REQUIREMENTS –
Note each line of the listing that contains the string "JSON", and copy it.

════════════════

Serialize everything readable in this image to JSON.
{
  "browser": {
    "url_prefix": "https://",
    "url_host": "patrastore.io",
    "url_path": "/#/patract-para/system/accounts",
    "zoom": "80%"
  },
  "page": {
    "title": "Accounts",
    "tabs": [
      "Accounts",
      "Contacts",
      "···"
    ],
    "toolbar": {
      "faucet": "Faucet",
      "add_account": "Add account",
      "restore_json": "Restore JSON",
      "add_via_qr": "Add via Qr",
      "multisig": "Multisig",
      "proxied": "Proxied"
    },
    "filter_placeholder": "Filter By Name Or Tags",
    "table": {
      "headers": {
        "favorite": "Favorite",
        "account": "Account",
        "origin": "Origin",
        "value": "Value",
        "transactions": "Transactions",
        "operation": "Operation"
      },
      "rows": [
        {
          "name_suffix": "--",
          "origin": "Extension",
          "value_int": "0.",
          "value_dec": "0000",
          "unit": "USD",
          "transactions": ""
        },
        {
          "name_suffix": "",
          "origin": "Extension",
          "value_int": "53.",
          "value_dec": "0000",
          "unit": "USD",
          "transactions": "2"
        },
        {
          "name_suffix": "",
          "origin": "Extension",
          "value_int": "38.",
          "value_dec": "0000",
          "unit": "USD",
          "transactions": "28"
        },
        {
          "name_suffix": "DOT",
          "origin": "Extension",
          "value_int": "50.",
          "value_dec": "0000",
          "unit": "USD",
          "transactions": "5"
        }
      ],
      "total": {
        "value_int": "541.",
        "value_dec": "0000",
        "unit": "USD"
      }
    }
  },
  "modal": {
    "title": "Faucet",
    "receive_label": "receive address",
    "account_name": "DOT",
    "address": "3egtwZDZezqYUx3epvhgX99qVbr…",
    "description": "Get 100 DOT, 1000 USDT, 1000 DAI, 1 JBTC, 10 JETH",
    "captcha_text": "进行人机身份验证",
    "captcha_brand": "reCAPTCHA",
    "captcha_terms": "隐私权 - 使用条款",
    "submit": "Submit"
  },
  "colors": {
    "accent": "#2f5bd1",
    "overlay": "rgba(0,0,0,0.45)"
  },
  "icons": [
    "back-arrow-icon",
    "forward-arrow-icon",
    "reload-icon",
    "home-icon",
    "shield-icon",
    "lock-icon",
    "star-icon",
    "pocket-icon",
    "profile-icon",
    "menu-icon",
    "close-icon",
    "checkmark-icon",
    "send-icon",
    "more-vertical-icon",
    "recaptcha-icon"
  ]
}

════════════════

TASK RESPONSE –
Serialize everything readable in this image to JSON.
      "restore_json": "Restore JSON",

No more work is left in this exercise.